§ WHAT YOU HAVE TO DO
Locate each line holding the string "name" and copy it.

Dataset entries
◇ ◇ ◇ ◇

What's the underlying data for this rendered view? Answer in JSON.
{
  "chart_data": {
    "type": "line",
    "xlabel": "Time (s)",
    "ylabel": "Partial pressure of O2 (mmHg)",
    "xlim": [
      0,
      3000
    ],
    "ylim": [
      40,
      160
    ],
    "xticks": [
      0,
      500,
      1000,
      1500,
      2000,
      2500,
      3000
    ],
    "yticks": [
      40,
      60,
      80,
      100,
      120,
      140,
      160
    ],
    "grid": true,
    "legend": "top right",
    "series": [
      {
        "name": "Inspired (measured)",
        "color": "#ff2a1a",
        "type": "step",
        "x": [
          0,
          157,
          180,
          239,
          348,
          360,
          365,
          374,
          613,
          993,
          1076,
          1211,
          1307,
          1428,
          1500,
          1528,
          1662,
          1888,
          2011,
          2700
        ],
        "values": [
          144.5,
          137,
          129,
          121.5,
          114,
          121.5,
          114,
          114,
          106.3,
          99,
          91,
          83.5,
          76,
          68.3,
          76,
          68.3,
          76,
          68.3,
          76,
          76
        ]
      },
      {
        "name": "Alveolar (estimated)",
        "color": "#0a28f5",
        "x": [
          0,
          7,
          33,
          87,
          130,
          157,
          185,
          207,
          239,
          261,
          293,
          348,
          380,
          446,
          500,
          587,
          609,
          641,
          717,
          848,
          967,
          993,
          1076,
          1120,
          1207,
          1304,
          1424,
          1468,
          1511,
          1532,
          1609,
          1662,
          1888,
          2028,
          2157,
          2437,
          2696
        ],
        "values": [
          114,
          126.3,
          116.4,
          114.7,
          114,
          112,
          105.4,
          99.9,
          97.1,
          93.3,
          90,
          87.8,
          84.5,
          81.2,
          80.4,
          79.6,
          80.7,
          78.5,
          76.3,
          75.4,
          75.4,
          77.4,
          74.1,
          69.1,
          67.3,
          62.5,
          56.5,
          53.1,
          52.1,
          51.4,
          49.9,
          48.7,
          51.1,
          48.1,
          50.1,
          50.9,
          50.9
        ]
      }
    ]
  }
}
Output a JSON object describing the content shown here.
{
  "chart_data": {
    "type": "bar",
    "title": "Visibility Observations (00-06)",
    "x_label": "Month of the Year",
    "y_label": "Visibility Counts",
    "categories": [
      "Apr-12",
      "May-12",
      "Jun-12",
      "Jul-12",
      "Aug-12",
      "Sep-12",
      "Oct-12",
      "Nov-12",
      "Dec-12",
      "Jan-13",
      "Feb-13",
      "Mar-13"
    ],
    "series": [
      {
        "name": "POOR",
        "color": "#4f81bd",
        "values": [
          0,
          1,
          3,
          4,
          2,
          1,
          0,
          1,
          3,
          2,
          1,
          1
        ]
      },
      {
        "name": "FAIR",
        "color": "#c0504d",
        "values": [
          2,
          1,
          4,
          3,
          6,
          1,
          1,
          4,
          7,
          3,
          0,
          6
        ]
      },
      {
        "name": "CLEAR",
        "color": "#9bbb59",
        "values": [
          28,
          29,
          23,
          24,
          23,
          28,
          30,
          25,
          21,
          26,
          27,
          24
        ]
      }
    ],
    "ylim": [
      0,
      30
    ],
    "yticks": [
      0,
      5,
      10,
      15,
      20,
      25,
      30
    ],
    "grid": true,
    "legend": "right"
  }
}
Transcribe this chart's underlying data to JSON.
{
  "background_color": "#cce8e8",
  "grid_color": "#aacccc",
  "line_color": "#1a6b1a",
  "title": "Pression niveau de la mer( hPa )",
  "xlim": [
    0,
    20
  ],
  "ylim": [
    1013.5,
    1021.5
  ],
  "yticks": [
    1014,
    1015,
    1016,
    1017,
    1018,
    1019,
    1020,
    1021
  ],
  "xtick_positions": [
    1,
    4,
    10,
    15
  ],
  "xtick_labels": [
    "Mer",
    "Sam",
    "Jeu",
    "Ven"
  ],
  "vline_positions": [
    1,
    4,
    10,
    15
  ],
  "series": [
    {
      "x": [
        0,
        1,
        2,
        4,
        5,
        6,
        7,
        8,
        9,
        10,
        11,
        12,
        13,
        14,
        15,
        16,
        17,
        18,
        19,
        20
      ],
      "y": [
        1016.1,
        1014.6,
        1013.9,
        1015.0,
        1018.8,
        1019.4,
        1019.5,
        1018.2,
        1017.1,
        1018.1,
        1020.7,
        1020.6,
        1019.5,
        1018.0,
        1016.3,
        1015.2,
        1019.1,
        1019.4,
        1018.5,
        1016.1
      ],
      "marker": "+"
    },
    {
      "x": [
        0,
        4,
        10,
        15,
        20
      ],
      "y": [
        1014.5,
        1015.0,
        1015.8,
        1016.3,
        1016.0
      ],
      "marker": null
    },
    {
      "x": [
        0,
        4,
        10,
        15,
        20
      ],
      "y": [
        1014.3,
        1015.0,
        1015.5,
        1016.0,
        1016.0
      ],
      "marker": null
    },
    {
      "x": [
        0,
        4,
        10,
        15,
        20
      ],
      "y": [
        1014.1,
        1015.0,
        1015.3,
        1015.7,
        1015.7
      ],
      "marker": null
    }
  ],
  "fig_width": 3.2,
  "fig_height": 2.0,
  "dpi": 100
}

◇ ◇ ◇ ◇

§ RESPONSE
        "name": "Inspired (measured)",
        "name": "Alveolar (estimated)",
        "name": "POOR",
        "name": "FAIR",
        "name": "CLEAR",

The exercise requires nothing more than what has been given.